Figure dataset records
::::::::::

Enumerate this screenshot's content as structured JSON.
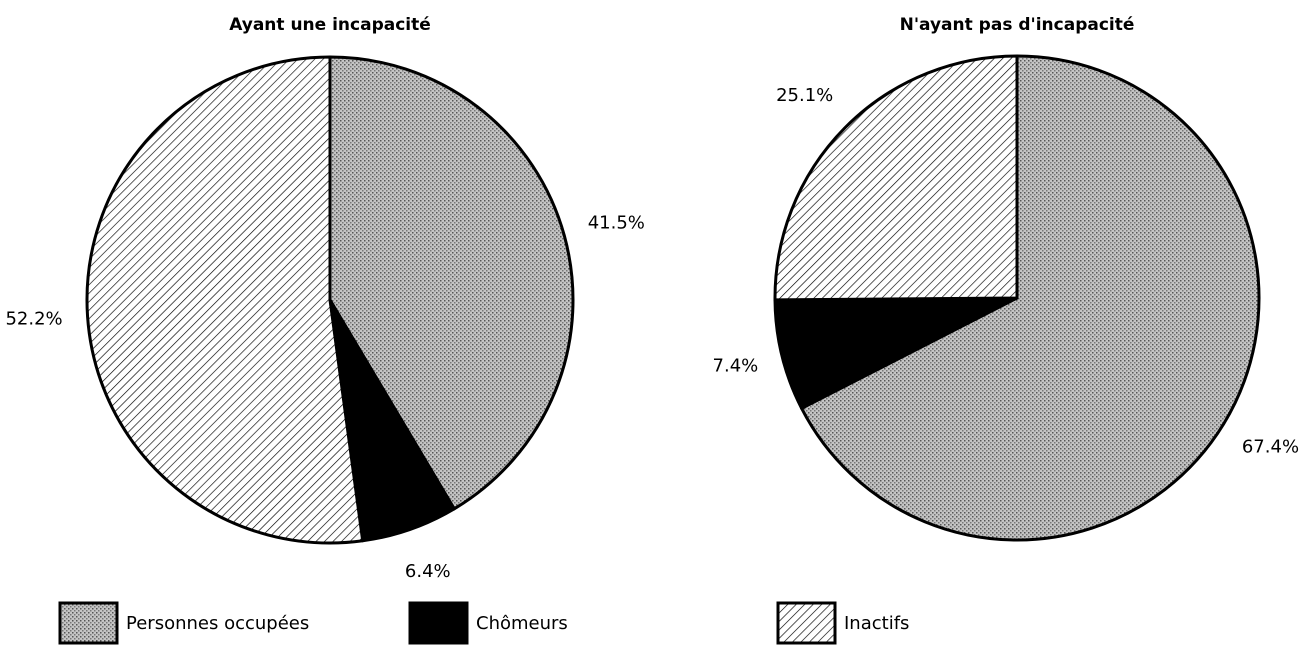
{
  "chart_data": [
    {
      "type": "pie",
      "title": "Ayant une incapacité",
      "categories": [
        "Personnes occupées",
        "Chômeurs",
        "Inactifs"
      ],
      "values": [
        41.5,
        6.4,
        52.2
      ],
      "value_labels": [
        "41.5%",
        "6.4%",
        "52.2%"
      ],
      "colors": [
        "#b3b3b3",
        "#000000",
        "#ffffff"
      ],
      "patterns": [
        "dots",
        "solid",
        "hatch"
      ]
    },
    {
      "type": "pie",
      "title": "N'ayant pas d'incapacité",
      "categories": [
        "Personnes occupées",
        "Chômeurs",
        "Inactifs"
      ],
      "values": [
        67.4,
        7.4,
        25.1
      ],
      "value_labels": [
        "67.4%",
        "7.4%",
        "25.1%"
      ],
      "colors": [
        "#b3b3b3",
        "#000000",
        "#ffffff"
      ],
      "patterns": [
        "dots",
        "solid",
        "hatch"
      ]
    }
  ]
}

::::::::::

**WHAT IS REQUIRED**: Repeat the records above verbatim, with no pictures in the result.

**SOLUTION FOR THIS TASK**:
Enumerate this screenshot's content as structured JSON.
{
  "chart_data": [
    {
      "type": "pie",
      "title": "Ayant une incapacité",
      "categories": [
        "Personnes occupées",
        "Chômeurs",
        "Inactifs"
      ],
      "values": [
        41.5,
        6.4,
        52.2
      ],
      "value_labels": [
        "41.5%",
        "6.4%",
        "52.2%"
      ],
      "colors": [
        "#b3b3b3",
        "#000000",
        "#ffffff"
      ],
      "patterns": [
        "dots",
        "solid",
        "hatch"
      ]
    },
    {
      "type": "pie",
      "title": "N'ayant pas d'incapacité",
      "categories": [
        "Personnes occupées",
        "Chômeurs",
        "Inactifs"
      ],
      "values": [
        67.4,
        7.4,
        25.1
      ],
      "value_labels": [
        "67.4%",
        "7.4%",
        "25.1%"
      ],
      "colors": [
        "#b3b3b3",
        "#000000",
        "#ffffff"
      ],
      "patterns": [
        "dots",
        "solid",
        "hatch"
      ]
    }
  ]
}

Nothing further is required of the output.